> [Aim] Gather all lines in the records below that include the word "true".

> [Task inputs]
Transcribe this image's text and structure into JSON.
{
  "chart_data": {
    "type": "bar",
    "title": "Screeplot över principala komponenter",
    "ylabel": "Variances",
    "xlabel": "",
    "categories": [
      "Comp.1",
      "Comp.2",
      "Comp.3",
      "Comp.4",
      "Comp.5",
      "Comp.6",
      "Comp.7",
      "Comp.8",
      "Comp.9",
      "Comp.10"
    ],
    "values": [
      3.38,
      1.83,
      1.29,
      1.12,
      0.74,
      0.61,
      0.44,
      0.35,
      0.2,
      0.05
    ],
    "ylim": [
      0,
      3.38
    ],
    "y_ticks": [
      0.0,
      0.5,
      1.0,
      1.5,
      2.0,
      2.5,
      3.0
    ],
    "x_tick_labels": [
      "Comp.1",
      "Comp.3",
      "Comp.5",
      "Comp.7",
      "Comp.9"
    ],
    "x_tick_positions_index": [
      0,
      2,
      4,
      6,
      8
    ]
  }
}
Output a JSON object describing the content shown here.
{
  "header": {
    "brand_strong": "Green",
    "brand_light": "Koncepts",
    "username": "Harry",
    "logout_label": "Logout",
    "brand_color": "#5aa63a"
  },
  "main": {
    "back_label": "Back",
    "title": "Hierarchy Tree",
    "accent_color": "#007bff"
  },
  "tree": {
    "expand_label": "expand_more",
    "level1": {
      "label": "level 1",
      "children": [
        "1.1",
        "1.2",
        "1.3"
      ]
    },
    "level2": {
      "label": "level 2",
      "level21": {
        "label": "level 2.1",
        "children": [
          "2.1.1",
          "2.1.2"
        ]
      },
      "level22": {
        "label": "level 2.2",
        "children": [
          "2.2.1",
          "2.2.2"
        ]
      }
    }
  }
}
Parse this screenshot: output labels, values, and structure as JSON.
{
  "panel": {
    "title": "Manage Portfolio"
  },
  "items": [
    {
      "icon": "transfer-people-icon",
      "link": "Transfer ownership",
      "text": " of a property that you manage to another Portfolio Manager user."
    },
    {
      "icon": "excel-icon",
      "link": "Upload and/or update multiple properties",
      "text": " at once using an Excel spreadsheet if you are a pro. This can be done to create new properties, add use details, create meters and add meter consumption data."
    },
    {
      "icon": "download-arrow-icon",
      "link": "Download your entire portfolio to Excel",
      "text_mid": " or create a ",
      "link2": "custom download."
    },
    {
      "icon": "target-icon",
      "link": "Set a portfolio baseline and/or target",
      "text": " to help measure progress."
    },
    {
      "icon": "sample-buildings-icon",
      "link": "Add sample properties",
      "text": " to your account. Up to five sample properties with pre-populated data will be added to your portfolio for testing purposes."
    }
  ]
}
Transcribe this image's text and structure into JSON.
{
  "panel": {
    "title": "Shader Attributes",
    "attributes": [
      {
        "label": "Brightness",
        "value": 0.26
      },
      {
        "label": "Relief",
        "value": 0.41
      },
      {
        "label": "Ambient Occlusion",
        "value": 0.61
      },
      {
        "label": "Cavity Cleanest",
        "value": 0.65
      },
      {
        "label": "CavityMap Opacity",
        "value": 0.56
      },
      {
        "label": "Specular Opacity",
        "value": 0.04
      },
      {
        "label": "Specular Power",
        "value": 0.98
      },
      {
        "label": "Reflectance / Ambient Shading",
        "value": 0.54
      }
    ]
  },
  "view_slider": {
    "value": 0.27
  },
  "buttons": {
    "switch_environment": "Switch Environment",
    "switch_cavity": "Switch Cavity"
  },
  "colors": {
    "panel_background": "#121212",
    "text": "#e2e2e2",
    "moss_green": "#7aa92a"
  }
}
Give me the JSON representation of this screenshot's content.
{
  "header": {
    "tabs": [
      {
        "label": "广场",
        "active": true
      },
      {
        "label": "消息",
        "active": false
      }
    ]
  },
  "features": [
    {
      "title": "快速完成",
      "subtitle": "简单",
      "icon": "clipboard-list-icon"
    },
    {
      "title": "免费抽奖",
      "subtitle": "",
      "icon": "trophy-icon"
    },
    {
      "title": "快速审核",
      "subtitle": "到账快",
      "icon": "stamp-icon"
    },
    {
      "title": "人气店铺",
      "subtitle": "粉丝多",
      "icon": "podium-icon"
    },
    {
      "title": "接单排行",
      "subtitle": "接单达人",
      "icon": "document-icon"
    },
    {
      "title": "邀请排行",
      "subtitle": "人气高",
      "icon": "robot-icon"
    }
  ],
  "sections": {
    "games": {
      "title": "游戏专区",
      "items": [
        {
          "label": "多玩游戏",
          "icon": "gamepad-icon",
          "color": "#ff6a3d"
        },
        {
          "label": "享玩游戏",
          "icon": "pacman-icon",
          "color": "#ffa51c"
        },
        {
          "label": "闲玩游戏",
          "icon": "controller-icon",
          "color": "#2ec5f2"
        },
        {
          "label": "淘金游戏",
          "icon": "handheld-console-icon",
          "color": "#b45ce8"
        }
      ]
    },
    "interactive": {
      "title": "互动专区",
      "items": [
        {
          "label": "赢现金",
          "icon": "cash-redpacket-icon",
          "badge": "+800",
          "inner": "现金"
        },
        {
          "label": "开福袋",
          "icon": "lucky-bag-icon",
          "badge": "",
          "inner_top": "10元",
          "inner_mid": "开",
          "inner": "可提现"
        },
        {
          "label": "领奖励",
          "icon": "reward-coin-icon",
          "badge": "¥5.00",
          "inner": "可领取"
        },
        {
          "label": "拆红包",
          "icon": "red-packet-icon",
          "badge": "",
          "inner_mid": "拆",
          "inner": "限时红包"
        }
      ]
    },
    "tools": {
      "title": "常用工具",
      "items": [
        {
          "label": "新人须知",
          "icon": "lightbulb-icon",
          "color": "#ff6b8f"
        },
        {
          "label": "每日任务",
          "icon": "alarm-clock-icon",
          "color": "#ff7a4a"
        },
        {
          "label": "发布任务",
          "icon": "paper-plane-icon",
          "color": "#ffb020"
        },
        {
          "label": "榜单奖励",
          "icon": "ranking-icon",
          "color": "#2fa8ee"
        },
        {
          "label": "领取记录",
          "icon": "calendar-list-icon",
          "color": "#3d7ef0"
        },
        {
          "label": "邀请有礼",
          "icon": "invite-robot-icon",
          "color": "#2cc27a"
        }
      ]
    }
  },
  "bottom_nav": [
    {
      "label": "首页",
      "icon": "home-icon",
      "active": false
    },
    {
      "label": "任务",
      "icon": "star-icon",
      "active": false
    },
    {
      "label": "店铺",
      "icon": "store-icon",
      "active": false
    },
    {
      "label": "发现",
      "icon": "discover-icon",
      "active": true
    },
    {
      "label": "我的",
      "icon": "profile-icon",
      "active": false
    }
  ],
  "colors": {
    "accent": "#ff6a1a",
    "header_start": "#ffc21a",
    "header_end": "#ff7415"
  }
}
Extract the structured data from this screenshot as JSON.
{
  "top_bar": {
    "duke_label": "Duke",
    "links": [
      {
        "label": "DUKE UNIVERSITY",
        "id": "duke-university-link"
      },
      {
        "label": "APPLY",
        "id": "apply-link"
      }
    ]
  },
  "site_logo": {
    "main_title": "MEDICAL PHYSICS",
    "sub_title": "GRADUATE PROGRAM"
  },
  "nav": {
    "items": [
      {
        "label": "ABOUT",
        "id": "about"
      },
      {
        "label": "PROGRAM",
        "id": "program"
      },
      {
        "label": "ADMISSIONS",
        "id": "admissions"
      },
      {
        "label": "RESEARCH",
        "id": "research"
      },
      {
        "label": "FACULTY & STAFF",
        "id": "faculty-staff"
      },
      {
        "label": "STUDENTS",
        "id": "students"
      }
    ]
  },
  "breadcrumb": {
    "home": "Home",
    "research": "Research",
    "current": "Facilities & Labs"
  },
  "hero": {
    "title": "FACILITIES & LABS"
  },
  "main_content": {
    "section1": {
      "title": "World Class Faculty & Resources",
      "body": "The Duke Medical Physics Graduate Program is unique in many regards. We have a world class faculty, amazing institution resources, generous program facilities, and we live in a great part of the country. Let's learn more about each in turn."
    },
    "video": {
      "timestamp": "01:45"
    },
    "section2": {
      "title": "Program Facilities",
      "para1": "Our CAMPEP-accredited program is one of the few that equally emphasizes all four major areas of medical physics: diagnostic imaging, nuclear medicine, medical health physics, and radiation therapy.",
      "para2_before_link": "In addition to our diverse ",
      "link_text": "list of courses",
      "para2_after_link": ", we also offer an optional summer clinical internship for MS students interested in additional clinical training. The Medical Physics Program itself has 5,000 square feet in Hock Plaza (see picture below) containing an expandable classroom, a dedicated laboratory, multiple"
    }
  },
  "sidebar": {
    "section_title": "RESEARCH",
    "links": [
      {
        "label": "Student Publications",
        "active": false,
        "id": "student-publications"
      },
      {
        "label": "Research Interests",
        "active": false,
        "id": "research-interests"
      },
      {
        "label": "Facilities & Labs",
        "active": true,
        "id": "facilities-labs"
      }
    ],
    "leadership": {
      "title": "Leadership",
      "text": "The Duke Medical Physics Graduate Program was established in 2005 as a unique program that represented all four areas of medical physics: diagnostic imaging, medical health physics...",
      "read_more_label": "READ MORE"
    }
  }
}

> [Solution to this exercise]
        "active": true
      "active": true
        "active": true,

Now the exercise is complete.